## [Your task]
Exclude the pictures, then copy all remaining records exactly.

## [Records from a data collection]
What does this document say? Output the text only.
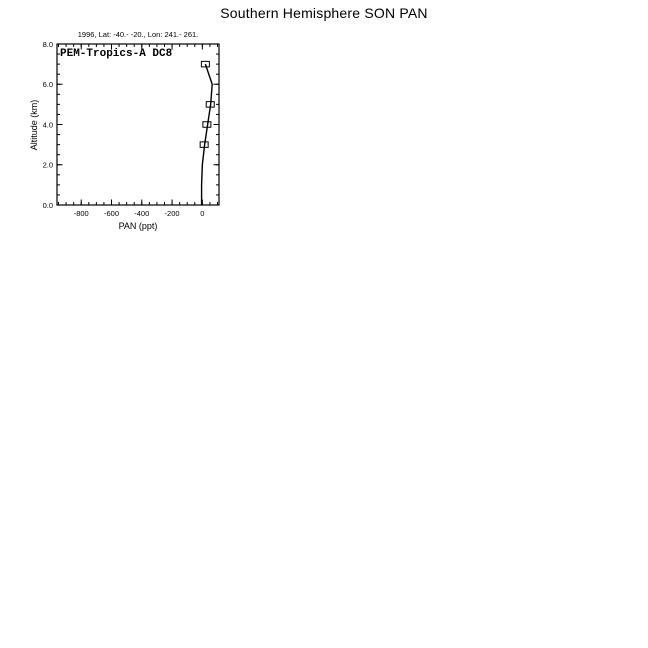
Southern Hemisphere SON PAN
1996, Lat: -40.- -20., Lon: 241.- 261.
-800 -600 -400 -200	0
0.0
2.0
4.0
6.0
8.0
PEM-Tropics-A DC8
Altitude (km)
PAN (ppt)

## [Exercise output]
What does this document say? Output the text only.
Southern Hemisphere SON PAN
1996, Lat: -40.- -20., Lon: 241.- 261.
-800 -600 -400 -200	0
0.0
2.0
4.0
6.0
8.0
PEM-Tropics-A DC8
Altitude (km)
PAN (ppt)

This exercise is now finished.